[WHAT IS NEEDED] Emit the entire listing verbatim.

[MATERIAL SUPPLIED]
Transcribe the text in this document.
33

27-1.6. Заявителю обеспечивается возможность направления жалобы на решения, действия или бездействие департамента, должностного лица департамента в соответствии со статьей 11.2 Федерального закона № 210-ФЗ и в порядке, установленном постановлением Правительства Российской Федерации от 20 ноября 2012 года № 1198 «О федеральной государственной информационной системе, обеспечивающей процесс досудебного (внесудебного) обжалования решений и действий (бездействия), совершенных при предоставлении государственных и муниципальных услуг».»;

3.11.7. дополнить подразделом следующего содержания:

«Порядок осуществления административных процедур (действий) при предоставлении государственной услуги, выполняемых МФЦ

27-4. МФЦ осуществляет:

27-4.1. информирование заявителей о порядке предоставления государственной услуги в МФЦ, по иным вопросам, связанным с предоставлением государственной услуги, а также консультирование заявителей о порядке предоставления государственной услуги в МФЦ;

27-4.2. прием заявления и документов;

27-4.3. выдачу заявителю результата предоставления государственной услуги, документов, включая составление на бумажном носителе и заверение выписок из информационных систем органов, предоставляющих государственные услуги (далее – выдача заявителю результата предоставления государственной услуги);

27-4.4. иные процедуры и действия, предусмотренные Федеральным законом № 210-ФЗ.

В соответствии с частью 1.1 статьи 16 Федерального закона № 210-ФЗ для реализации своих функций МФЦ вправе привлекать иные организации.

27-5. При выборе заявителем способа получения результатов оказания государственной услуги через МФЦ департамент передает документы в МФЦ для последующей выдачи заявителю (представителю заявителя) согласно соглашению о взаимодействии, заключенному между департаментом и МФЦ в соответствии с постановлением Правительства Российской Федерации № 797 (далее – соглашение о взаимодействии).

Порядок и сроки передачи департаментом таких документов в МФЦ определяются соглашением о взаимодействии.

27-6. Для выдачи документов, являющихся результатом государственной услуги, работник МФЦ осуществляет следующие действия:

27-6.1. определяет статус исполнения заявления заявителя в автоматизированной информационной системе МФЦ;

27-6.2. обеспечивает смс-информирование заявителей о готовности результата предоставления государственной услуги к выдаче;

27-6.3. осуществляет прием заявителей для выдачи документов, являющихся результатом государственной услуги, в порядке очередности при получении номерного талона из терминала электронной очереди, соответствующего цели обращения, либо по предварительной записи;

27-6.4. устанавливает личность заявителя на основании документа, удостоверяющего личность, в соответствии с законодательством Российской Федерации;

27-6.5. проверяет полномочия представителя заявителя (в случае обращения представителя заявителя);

[RESULT OF THIS TASK]
Transcribe the text in this document.
33

27-1.6. Заявителю обеспечивается возможность направления жалобы на решения, действия или бездействие департамента, должностного лица департамента в соответствии со статьей 11.2 Федерального закона № 210-ФЗ и в порядке, установленном постановлением Правительства Российской Федерации от 20 ноября 2012 года № 1198 «О федеральной государственной информационной системе, обеспечивающей процесс досудебного (внесудебного) обжалования решений и действий (бездействия), совершенных при предоставлении государственных и муниципальных услуг».»;

3.11.7. дополнить подразделом следующего содержания:

«Порядок осуществления административных процедур (действий) при предоставлении государственной услуги, выполняемых МФЦ

27-4. МФЦ осуществляет:

27-4.1. информирование заявителей о порядке предоставления государственной услуги в МФЦ, по иным вопросам, связанным с предоставлением государственной услуги, а также консультирование заявителей о порядке предоставления государственной услуги в МФЦ;

27-4.2. прием заявления и документов;

27-4.3. выдачу заявителю результата предоставления государственной услуги, документов, включая составление на бумажном носителе и заверение выписок из информационных систем органов, предоставляющих государственные услуги (далее – выдача заявителю результата предоставления государственной услуги);

27-4.4. иные процедуры и действия, предусмотренные Федеральным законом № 210-ФЗ.

В соответствии с частью 1.1 статьи 16 Федерального закона № 210-ФЗ для реализации своих функций МФЦ вправе привлекать иные организации.

27-5. При выборе заявителем способа получения результатов оказания государственной услуги через МФЦ департамент передает документы в МФЦ для последующей выдачи заявителю (представителю заявителя) согласно соглашению о взаимодействии, заключенному между департаментом и МФЦ в соответствии с постановлением Правительства Российской Федерации № 797 (далее – соглашение о взаимодействии).

Порядок и сроки передачи департаментом таких документов в МФЦ определяются соглашением о взаимодействии.

27-6. Для выдачи документов, являющихся результатом государственной услуги, работник МФЦ осуществляет следующие действия:

27-6.1. определяет статус исполнения заявления заявителя в автоматизированной информационной системе МФЦ;

27-6.2. обеспечивает смс-информирование заявителей о готовности результата предоставления государственной услуги к выдаче;

27-6.3. осуществляет прием заявителей для выдачи документов, являющихся результатом государственной услуги, в порядке очередности при получении номерного талона из терминала электронной очереди, соответствующего цели обращения, либо по предварительной записи;

27-6.4. устанавливает личность заявителя на основании документа, удостоверяющего личность, в соответствии с законодательством Российской Федерации;

27-6.5. проверяет полномочия представителя заявителя (в случае обращения представителя заявителя);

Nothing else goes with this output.